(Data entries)
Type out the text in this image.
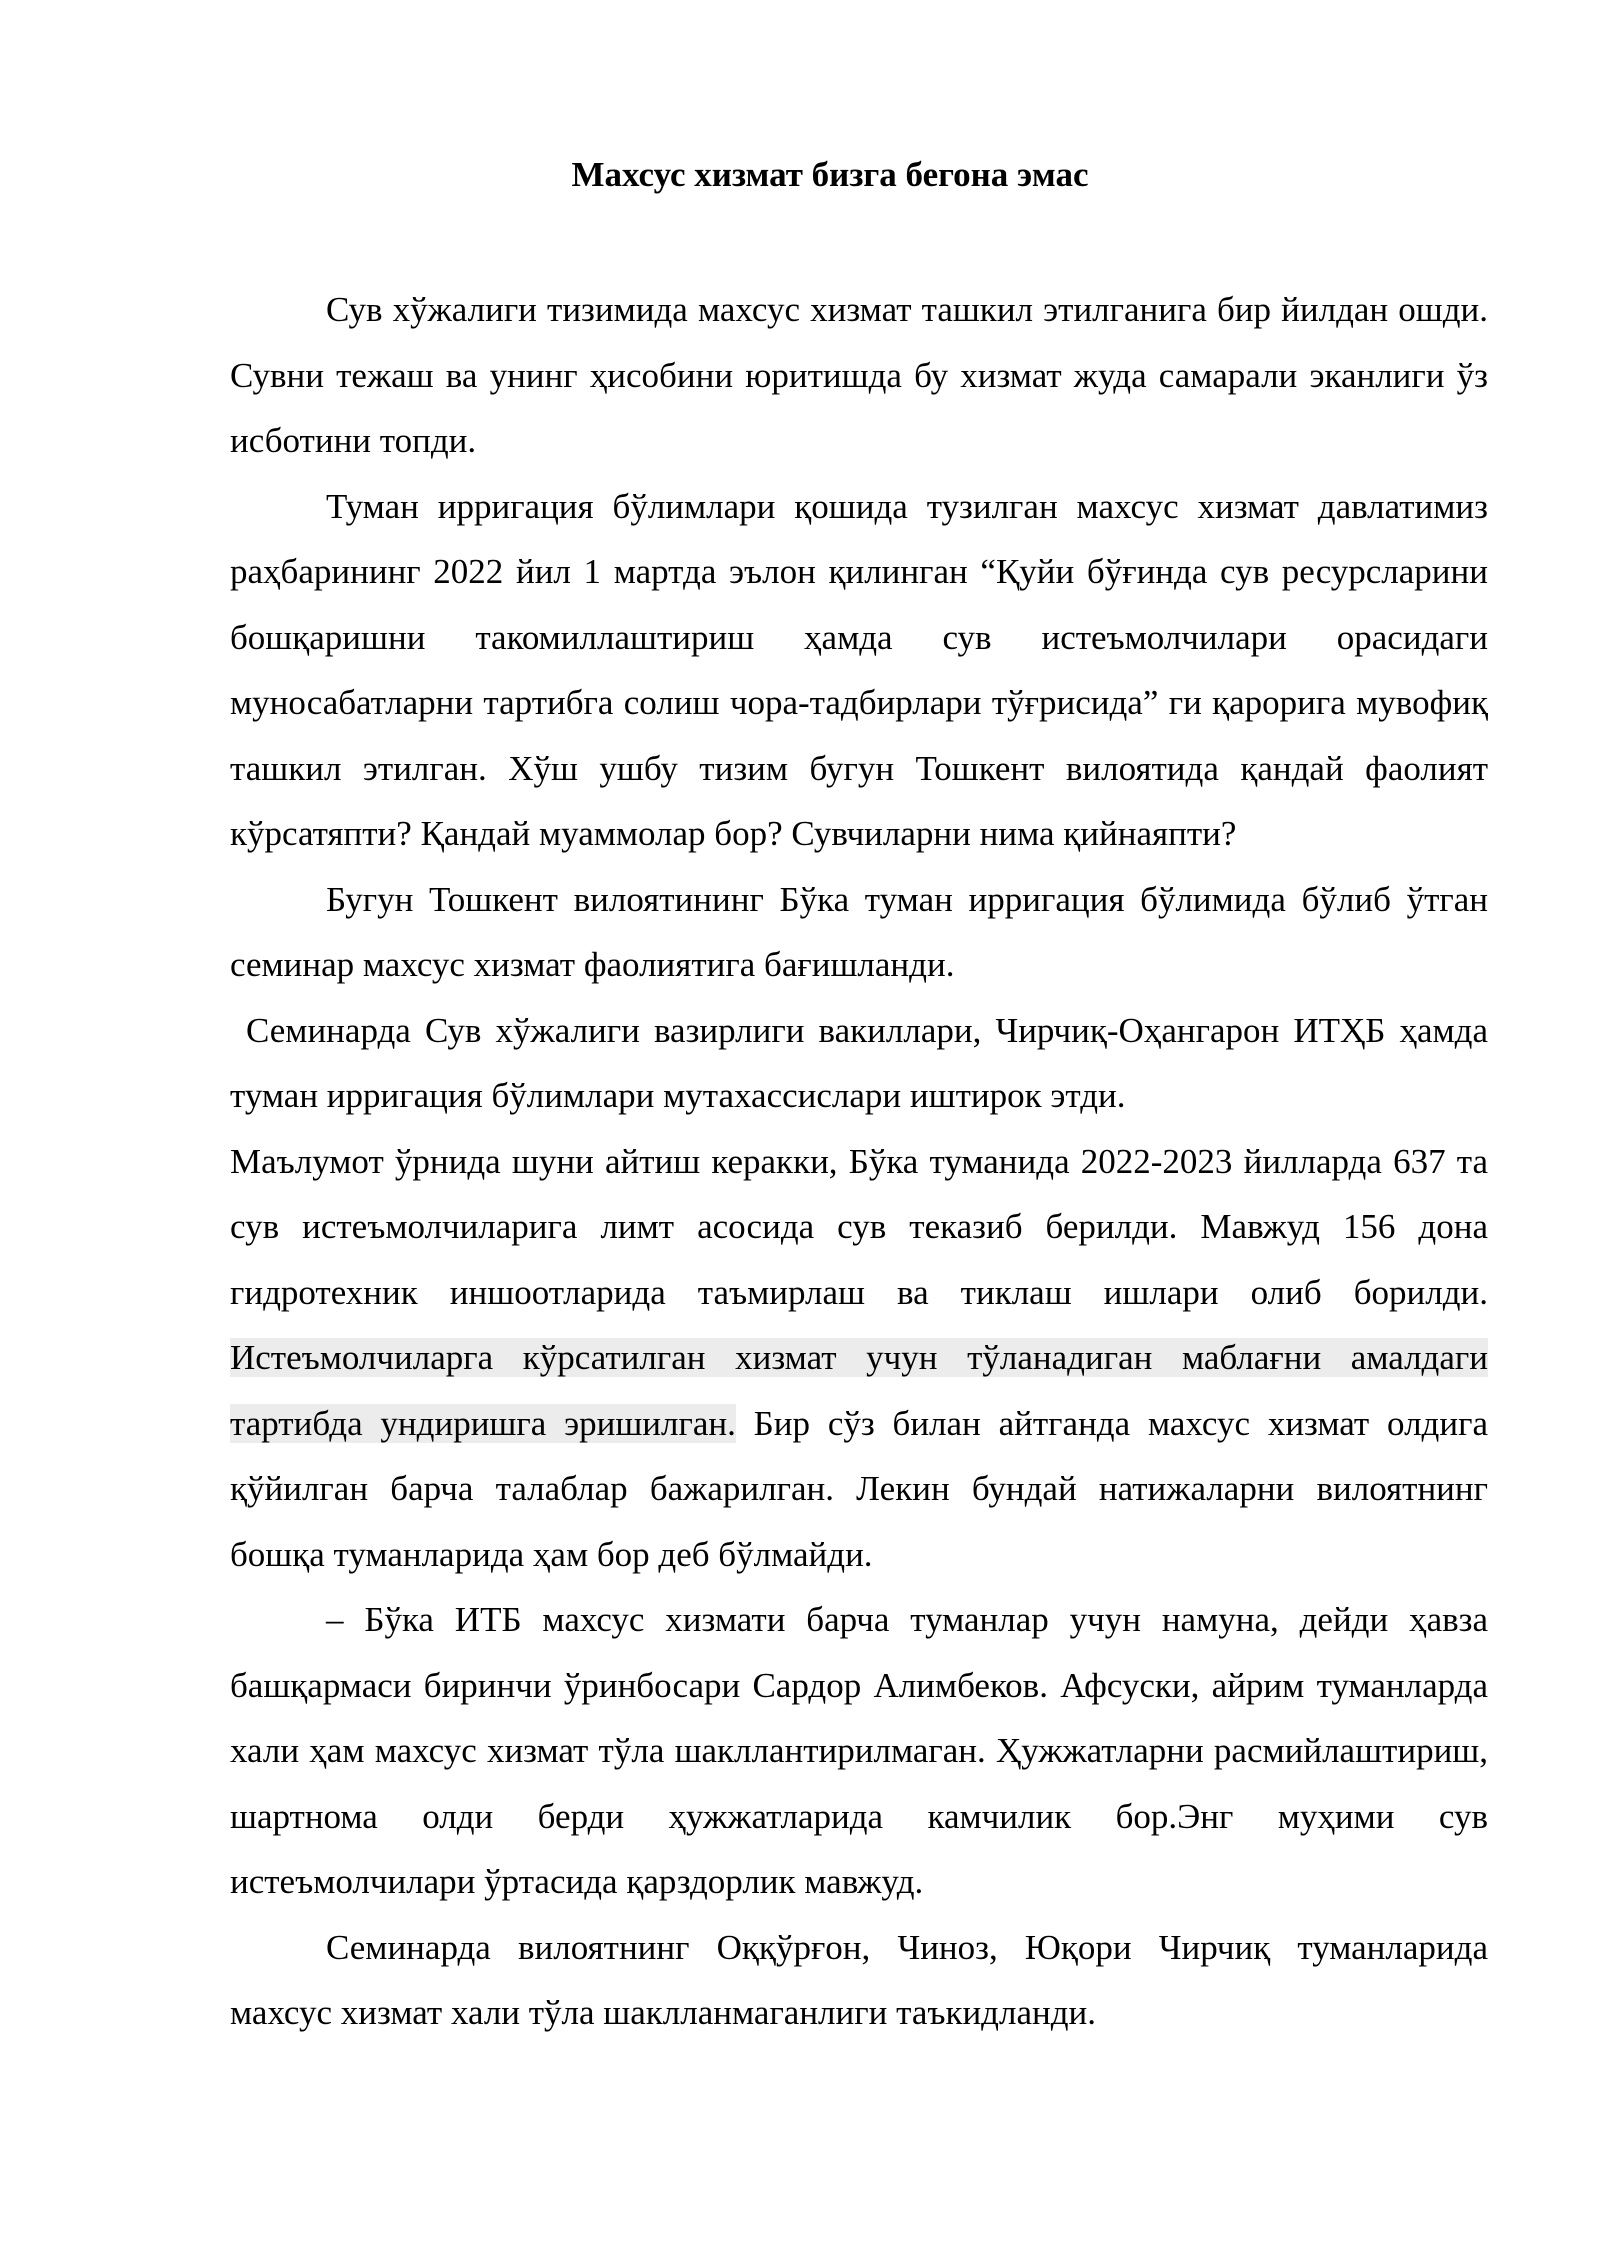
Махсус хизмат бизга бегона эмас

Сув хўжалиги тизимида махсус хизмат ташкил этилганига бир йилдан ошди. Сувни тежаш ва унинг ҳисобини юритишда бу хизмат жуда самарали эканлиги ўз исботини топди.

Туман ирригация бўлимлари қошида тузилган махсус хизмат давлатимиз раҳбарининг 2022 йил 1 мартда эълон қилинган “Қуйи бўғинда сув ресурсларини бошқаришни такомиллаштириш ҳамда сув истеъмолчилари орасидаги муносабатларни тартибга солиш чора-тадбирлари тўғрисида” ги қарорига мувофиқ ташкил этилган. Хўш ушбу тизим бугун Тошкент вилоятида қандай фаолият кўрсатяпти? Қандай муаммолар бор? Сувчиларни нима қийнаяпти?

Бугун Тошкент вилоятининг Бўка туман ирригация бўлимида бўлиб ўтган семинар махсус хизмат фаолиятига бағишланди.

Семинарда Сув хўжалиги вазирлиги вакиллари, Чирчиқ-Оҳангарон ИТҲБ ҳамда туман ирригация бўлимлари мутахассислари иштирок этди.

Маълумот ўрнида шуни айтиш керакки, Бўка туманида 2022-2023 йилларда 637 та сув истеъмолчиларига лимт асосида сув теказиб берилди. Мавжуд 156 дона гидротехник иншоотларида таъмирлаш ва тиклаш ишлари олиб борилди. Истеъмолчиларга кўрсатилган хизмат учун тўланадиган маблағни амалдаги тартибда ундиришга эришилган. Бир сўз билан айтганда махсус хизмат олдига қўйилган барча талаблар бажарилган. Лекин бундай натижаларни вилоятнинг бошқа туманларида ҳам бор деб бўлмайди.

– Бўка ИТБ махсус хизмати барча туманлар учун намуна, дейди ҳавза башқармаси биринчи ўринбосари Сардор Алимбеков. Афсуски, айрим туманларда хали ҳам махсус хизмат тўла шакллантирилмаган. Ҳужжатларни расмийлаштириш, шартнома олди берди ҳужжатларида камчилик бор.Энг муҳими сув истеъмолчилари ўртасида қарздорлик мавжуд.

Семинарда вилоятнинг Оққўрғон, Чиноз, Юқори Чирчиқ туманларида махсус хизмат хали тўла шаклланмаганлиги таъкидланди.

- [Problem statement]:
Go through the listing above and pull out each line containing the word "Семинарда".

- [Solution]:
Семинарда Сув хўжалиги вазирлиги вакиллари, Чирчиқ-Оҳангарон ИТҲБ ҳамда туман ирригация бўлимлари мутахассислари иштирок этди.
Семинарда вилоятнинг Оққўрғон, Чиноз, Юқори Чирчиқ туманларида махсус хизмат хали тўла шаклланмаганлиги таъкидланди.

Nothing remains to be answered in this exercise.